#### WORKING DATA:
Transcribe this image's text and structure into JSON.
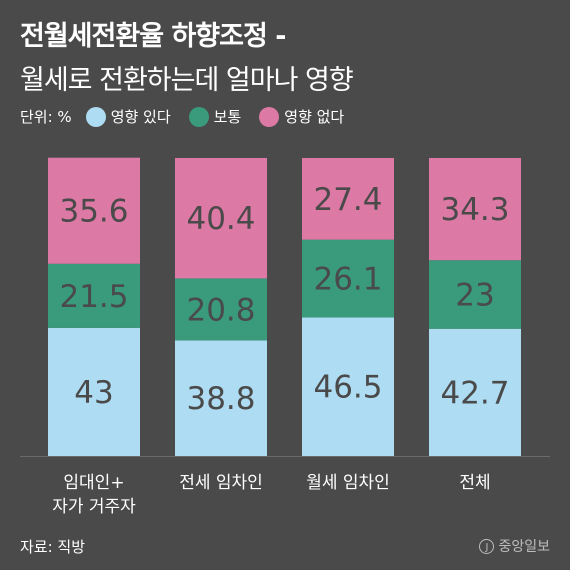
{
  "title": "전월세전환율 하향조정 -",
  "subtitle": "월세로 전환하는데 얼마나 영향",
  "unit_label": "단위: %",
  "source": "자료: 직방",
  "logo_text": "중앙일보",
  "logo_mark": "J",
  "colors": {
    "background": "#4a4a4a",
    "affected": "#aedcf2",
    "neutral": "#3a9a7c",
    "not_affected": "#dc79a4",
    "value_text": "#4a4a4a",
    "axis": "#6a6a6a"
  },
  "chart_data": {
    "type": "bar",
    "stacked": true,
    "categories": [
      [
        "임대인+",
        "자가 거주자"
      ],
      [
        "전세 임차인"
      ],
      [
        "월세 임차인"
      ],
      [
        "전체"
      ]
    ],
    "ylim": [
      0,
      100
    ],
    "series": [
      {
        "name": "영향 있다",
        "values": [
          43,
          38.8,
          46.5,
          42.7
        ]
      },
      {
        "name": "보통",
        "values": [
          21.5,
          20.8,
          26.1,
          23
        ]
      },
      {
        "name": "영향 없다",
        "values": [
          35.6,
          40.4,
          27.4,
          34.3
        ]
      }
    ],
    "legend_position": "top-left",
    "grid": false
  }
}
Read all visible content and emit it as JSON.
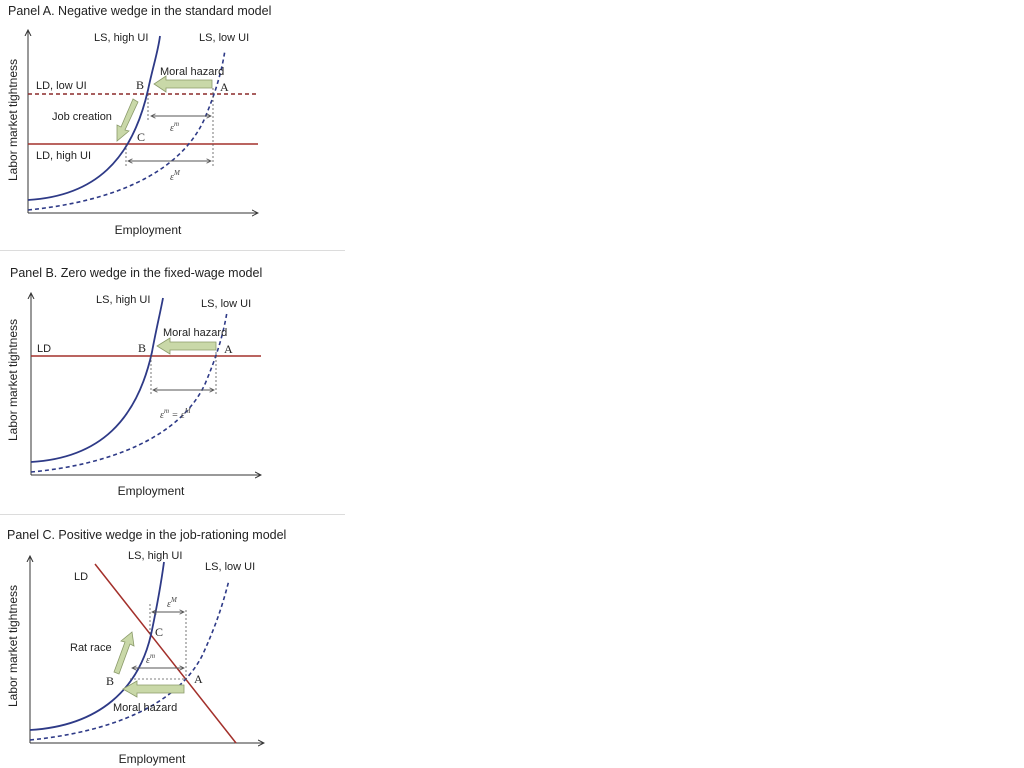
{
  "panel_a": {
    "title": "Panel A. Negative wedge in the standard model",
    "y_axis": "Labor market tightness",
    "x_axis": "Employment",
    "ls_high": "LS, high UI",
    "ls_low": "LS, low UI",
    "ld_low": "LD, low UI",
    "ld_high": "LD, high UI",
    "moral_hazard": "Moral hazard",
    "job_creation": "Job creation",
    "point_a": "A",
    "point_b": "B",
    "point_c": "C",
    "eps_small": "ε",
    "eps_small_sup": "m",
    "eps_big": "ε",
    "eps_big_sup": "M"
  },
  "panel_b": {
    "title": "Panel B. Zero wedge in the fixed-wage model",
    "y_axis": "Labor market tightness",
    "x_axis": "Employment",
    "ls_high": "LS,  high UI",
    "ls_low": "LS, low UI",
    "ld": "LD",
    "moral_hazard": "Moral hazard",
    "point_a": "A",
    "point_b": "B",
    "eps_eq": "ε",
    "eps_eq_sup1": "m",
    "eps_eq_mid": " = ε",
    "eps_eq_sup2": "M"
  },
  "panel_c": {
    "title": "Panel C. Positive wedge in the job-rationing model",
    "y_axis": "Labor market tightness",
    "x_axis": "Employment",
    "ls_high": "LS, high UI",
    "ls_low": "LS, low UI",
    "ld": "LD",
    "rat_race": "Rat race",
    "moral_hazard": "Moral hazard",
    "point_a": "A",
    "point_b": "B",
    "point_c": "C",
    "eps_small": "ε",
    "eps_small_sup": "m",
    "eps_big": "ε",
    "eps_big_sup": "M"
  },
  "colors": {
    "ls_curve": "#2e3a87",
    "ld_line": "#a3302b",
    "ld_dashed": "#8b2a2a",
    "arrow_fill": "#c9d8a8",
    "arrow_stroke": "#8a9a6a",
    "axis": "#333333",
    "guide": "#555555"
  }
}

#### AIM:
Leave the pictures out and reproduce each record exactly as written.

#### PROBLEM SOLUTION:
Transcribe this image's text and structure into JSON.
{
  "title": "전월세전환율 하향조정 -",
  "subtitle": "월세로 전환하는데 얼마나 영향",
  "unit_label": "단위: %",
  "source": "자료: 직방",
  "logo_text": "중앙일보",
  "logo_mark": "J",
  "colors": {
    "background": "#4a4a4a",
    "affected": "#aedcf2",
    "neutral": "#3a9a7c",
    "not_affected": "#dc79a4",
    "value_text": "#4a4a4a",
    "axis": "#6a6a6a"
  },
  "chart_data": {
    "type": "bar",
    "stacked": true,
    "categories": [
      [
        "임대인+",
        "자가 거주자"
      ],
      [
        "전세 임차인"
      ],
      [
        "월세 임차인"
      ],
      [
        "전체"
      ]
    ],
    "ylim": [
      0,
      100
    ],
    "series": [
      {
        "name": "영향 있다",
        "values": [
          43,
          38.8,
          46.5,
          42.7
        ]
      },
      {
        "name": "보통",
        "values": [
          21.5,
          20.8,
          26.1,
          23
        ]
      },
      {
        "name": "영향 없다",
        "values": [
          35.6,
          40.4,
          27.4,
          34.3
        ]
      }
    ],
    "legend_position": "top-left",
    "grid": false
  }
}
Read all visible content and emit it as JSON.
{
  "panel_a": {
    "title": "Panel A. Negative wedge in the standard model",
    "y_axis": "Labor market tightness",
    "x_axis": "Employment",
    "ls_high": "LS, high UI",
    "ls_low": "LS, low UI",
    "ld_low": "LD, low UI",
    "ld_high": "LD, high UI",
    "moral_hazard": "Moral hazard",
    "job_creation": "Job creation",
    "point_a": "A",
    "point_b": "B",
    "point_c": "C",
    "eps_small": "ε",
    "eps_small_sup": "m",
    "eps_big": "ε",
    "eps_big_sup": "M"
  },
  "panel_b": {
    "title": "Panel B. Zero wedge in the fixed-wage model",
    "y_axis": "Labor market tightness",
    "x_axis": "Employment",
    "ls_high": "LS,  high UI",
    "ls_low": "LS, low UI",
    "ld": "LD",
    "moral_hazard": "Moral hazard",
    "point_a": "A",
    "point_b": "B",
    "eps_eq": "ε",
    "eps_eq_sup1": "m",
    "eps_eq_mid": " = ε",
    "eps_eq_sup2": "M"
  },
  "panel_c": {
    "title": "Panel C. Positive wedge in the job-rationing model",
    "y_axis": "Labor market tightness",
    "x_axis": "Employment",
    "ls_high": "LS, high UI",
    "ls_low": "LS, low UI",
    "ld": "LD",
    "rat_race": "Rat race",
    "moral_hazard": "Moral hazard",
    "point_a": "A",
    "point_b": "B",
    "point_c": "C",
    "eps_small": "ε",
    "eps_small_sup": "m",
    "eps_big": "ε",
    "eps_big_sup": "M"
  },
  "colors": {
    "ls_curve": "#2e3a87",
    "ld_line": "#a3302b",
    "ld_dashed": "#8b2a2a",
    "arrow_fill": "#c9d8a8",
    "arrow_stroke": "#8a9a6a",
    "axis": "#333333",
    "guide": "#555555"
  }
}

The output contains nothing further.